(Saved data entries)
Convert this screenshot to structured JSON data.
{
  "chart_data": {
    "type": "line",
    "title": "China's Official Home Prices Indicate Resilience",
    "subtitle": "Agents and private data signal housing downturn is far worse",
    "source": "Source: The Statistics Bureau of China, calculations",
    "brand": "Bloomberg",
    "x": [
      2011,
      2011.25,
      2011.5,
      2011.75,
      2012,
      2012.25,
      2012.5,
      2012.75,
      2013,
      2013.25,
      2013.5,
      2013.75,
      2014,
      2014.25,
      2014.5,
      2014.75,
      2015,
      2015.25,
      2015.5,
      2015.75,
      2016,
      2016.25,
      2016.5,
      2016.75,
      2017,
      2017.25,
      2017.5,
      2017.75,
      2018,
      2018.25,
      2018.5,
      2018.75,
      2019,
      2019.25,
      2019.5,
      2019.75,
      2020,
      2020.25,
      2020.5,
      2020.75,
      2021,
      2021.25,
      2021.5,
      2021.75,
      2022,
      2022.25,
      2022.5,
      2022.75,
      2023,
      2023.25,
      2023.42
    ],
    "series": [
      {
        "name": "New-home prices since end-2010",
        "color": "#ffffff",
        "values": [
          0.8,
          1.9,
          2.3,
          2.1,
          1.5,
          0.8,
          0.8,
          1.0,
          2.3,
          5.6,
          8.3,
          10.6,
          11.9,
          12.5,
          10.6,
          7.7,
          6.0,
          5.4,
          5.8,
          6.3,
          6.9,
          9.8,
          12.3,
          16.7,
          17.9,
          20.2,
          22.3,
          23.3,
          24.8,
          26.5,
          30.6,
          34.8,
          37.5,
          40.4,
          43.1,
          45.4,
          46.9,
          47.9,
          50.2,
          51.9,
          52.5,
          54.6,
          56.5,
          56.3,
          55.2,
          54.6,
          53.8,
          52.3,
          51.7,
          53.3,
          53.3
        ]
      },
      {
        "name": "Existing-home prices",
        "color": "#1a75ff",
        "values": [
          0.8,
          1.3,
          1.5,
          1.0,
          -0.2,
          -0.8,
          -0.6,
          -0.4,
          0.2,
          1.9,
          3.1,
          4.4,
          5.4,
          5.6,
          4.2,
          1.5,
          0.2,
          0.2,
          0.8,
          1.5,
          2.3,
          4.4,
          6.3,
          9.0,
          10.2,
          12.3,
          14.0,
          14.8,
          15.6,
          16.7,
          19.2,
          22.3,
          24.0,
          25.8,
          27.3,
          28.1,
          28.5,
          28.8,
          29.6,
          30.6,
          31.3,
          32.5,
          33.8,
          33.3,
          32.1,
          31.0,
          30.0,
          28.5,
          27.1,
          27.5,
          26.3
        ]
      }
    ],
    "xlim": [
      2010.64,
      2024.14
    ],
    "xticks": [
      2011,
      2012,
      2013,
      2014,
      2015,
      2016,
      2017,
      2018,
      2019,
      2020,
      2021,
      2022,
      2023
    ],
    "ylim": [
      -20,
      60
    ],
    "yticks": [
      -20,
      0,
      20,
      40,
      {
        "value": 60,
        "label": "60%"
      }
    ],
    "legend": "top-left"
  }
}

__TASK BRIEF__.
Go through the preceding material and copy each line that has the word "name".

__SOLUTION FOR THIS EXERCISE__.
        "name": "New-home prices since end-2010",
        "name": "Existing-home prices",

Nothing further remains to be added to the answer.